> [What you have to do]:
Where a line holds "การตอบกล", copy it.

[Data provided start]

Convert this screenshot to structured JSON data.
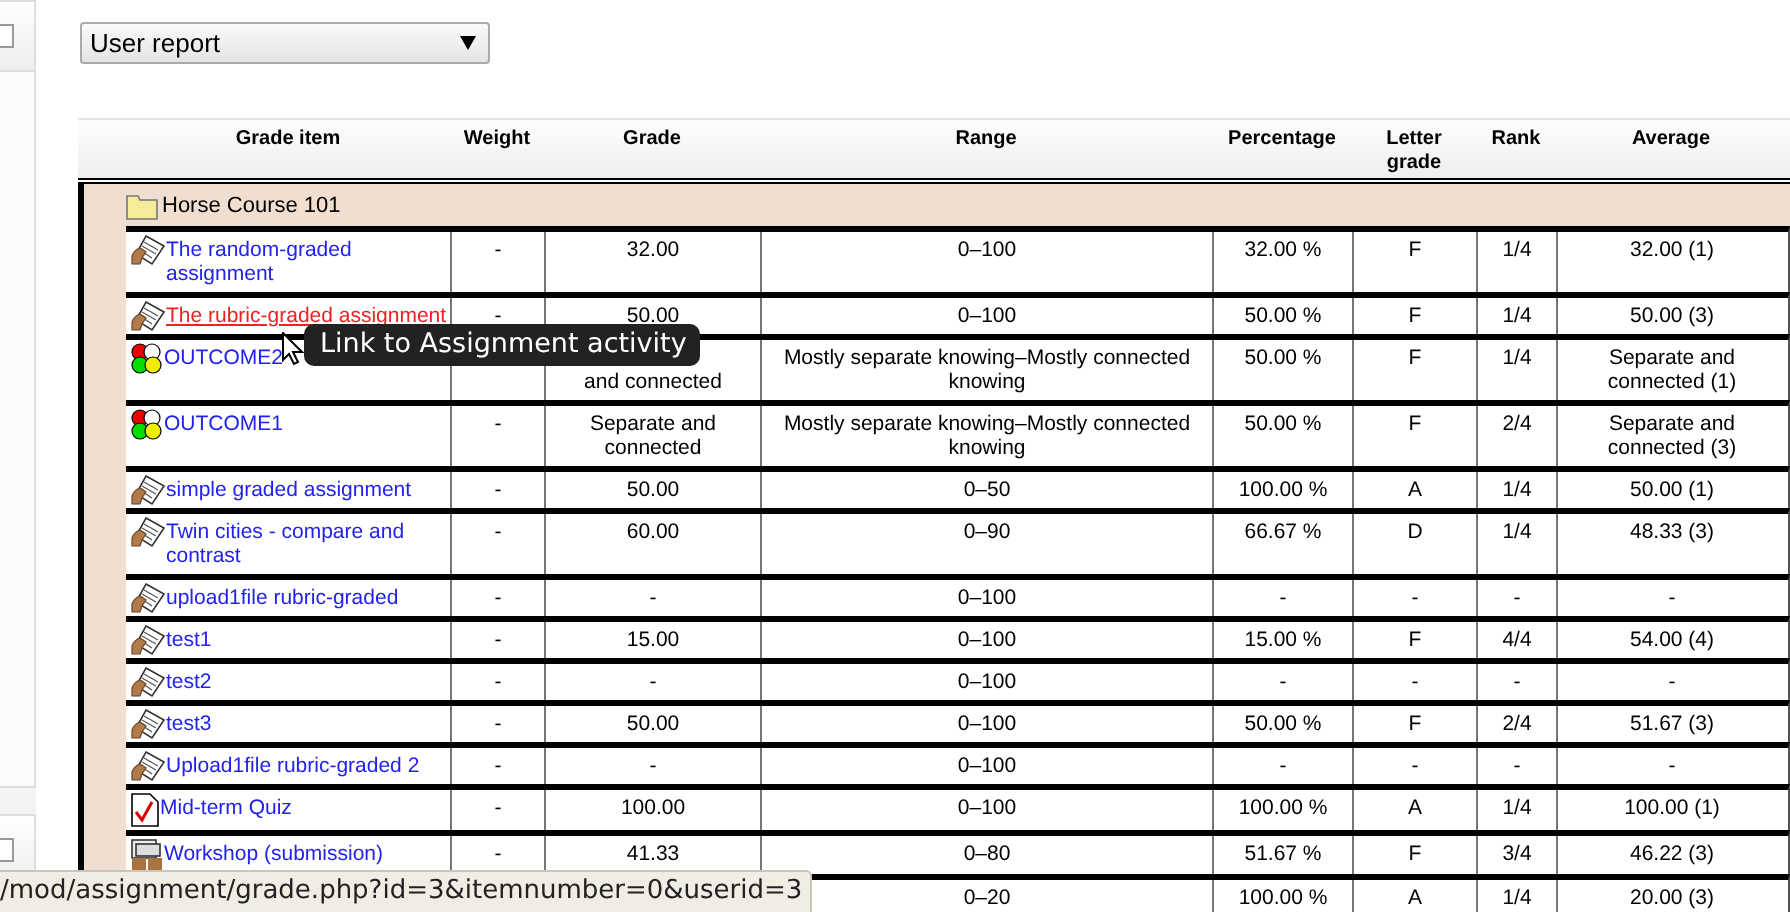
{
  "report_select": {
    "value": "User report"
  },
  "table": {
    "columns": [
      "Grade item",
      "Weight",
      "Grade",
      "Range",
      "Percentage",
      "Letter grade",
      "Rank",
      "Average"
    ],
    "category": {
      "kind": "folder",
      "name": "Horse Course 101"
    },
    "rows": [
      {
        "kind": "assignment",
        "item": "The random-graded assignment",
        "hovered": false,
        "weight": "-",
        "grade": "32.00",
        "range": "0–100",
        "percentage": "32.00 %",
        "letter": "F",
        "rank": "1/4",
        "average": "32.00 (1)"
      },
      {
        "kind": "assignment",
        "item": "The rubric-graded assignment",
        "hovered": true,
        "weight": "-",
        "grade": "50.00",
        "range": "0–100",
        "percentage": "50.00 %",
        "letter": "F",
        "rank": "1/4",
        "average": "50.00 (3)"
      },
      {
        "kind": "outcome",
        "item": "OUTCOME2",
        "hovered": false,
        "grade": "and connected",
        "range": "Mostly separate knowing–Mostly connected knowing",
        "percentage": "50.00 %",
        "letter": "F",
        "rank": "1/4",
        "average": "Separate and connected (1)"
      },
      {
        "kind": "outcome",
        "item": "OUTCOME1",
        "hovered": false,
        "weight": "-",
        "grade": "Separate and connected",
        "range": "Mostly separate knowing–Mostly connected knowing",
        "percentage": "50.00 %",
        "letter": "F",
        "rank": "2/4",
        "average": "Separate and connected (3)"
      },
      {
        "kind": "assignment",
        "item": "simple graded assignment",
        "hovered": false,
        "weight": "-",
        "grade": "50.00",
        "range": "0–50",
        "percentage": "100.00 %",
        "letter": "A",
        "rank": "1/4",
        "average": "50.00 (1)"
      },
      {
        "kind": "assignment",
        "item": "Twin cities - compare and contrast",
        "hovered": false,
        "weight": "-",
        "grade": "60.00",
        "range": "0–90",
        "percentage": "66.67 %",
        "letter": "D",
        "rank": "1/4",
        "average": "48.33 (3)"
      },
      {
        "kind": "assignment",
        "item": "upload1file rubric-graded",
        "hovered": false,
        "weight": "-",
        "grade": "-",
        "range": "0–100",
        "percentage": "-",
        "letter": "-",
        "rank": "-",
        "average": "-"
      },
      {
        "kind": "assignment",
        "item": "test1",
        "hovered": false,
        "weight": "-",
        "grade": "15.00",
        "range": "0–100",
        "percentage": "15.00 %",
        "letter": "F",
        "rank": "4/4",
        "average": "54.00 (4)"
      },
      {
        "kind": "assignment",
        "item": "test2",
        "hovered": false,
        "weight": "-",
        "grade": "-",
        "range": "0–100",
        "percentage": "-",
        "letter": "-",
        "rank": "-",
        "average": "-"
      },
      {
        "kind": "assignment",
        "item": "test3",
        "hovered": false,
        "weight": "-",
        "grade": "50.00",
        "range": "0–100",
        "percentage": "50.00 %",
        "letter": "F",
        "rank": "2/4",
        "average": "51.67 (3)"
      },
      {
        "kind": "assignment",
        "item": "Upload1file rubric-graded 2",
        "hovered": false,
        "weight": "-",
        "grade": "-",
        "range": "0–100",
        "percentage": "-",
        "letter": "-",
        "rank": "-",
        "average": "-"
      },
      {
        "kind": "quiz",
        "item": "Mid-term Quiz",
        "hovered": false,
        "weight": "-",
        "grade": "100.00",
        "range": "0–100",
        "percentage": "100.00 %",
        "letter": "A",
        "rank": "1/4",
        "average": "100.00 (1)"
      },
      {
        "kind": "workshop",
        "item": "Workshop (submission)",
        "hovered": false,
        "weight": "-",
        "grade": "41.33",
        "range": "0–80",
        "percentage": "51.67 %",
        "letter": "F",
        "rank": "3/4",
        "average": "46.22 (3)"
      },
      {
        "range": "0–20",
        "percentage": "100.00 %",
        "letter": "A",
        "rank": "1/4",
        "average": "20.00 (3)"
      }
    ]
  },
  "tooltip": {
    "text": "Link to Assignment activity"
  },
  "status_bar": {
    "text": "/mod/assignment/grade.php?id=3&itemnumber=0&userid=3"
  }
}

[Data provided end]
[Data provided start]

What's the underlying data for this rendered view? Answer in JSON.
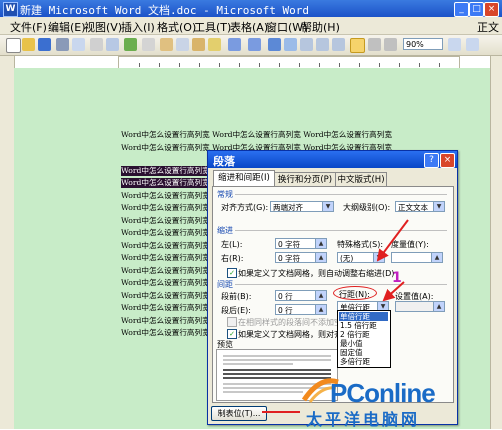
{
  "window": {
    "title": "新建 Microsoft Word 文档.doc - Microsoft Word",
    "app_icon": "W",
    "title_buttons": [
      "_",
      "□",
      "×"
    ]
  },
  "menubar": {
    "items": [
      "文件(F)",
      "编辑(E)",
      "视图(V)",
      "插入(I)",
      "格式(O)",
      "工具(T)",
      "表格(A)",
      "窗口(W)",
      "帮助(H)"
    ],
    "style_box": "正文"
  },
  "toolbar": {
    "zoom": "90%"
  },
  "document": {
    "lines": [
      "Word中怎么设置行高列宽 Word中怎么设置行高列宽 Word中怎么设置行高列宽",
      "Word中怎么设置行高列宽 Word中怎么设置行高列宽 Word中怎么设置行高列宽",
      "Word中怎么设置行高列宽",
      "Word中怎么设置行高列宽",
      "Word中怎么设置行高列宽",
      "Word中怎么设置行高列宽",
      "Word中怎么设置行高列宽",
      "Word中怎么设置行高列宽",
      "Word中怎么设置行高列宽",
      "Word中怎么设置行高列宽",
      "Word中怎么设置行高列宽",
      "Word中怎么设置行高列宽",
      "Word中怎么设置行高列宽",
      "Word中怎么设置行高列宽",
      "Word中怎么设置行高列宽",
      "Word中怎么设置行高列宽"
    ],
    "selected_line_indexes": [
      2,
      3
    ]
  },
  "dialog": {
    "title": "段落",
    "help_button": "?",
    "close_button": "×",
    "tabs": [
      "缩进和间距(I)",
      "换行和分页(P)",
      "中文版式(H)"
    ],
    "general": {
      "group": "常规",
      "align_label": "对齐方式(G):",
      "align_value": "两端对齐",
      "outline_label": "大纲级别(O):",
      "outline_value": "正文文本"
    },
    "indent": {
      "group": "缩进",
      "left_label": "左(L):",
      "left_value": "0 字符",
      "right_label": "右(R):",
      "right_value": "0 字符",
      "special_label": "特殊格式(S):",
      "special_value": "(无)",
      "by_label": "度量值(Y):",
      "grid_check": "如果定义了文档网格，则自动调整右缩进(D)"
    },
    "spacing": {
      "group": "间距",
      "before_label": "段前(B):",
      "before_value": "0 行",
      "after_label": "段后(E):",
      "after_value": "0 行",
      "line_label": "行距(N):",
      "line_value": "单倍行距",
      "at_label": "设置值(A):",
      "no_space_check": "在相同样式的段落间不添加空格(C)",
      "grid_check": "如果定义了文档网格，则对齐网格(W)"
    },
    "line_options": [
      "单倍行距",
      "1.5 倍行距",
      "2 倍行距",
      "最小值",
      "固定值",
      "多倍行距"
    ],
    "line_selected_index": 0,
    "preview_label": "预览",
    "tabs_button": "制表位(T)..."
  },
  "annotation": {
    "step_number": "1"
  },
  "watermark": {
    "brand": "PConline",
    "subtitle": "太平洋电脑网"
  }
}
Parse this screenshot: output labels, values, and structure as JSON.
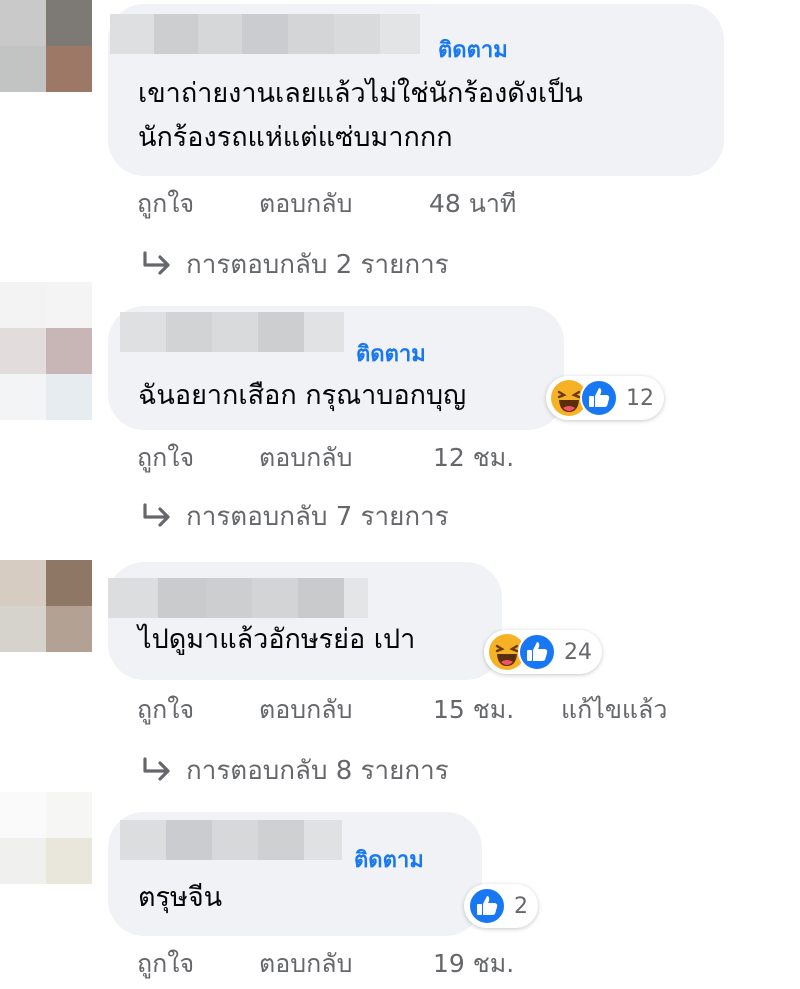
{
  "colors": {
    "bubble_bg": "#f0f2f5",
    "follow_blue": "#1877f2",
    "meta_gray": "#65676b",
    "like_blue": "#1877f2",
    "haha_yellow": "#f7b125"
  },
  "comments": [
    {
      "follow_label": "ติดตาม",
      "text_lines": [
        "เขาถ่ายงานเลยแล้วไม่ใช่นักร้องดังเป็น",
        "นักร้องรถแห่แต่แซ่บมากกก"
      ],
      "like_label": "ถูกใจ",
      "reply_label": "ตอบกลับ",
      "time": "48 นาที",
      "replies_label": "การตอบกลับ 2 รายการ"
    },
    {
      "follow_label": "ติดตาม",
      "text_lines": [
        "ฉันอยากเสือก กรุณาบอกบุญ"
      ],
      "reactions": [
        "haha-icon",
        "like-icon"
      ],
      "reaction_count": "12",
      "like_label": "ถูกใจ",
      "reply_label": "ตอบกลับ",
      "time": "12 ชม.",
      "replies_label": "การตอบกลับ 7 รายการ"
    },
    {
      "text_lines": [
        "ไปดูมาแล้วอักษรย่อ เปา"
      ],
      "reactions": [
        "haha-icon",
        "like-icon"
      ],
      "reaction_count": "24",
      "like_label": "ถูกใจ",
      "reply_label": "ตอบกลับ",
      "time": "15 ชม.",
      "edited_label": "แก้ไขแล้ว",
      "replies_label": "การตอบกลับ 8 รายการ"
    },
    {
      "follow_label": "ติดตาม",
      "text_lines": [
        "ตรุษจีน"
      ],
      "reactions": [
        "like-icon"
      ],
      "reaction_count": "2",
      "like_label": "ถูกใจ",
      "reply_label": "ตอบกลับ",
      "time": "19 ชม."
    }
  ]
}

[Data provided end]

> [Exercise output]:
      "replies_label": "การตอบกลับ 2 รายการ"
      "replies_label": "การตอบกลับ 7 รายการ"
      "replies_label": "การตอบกลับ 8 รายการ"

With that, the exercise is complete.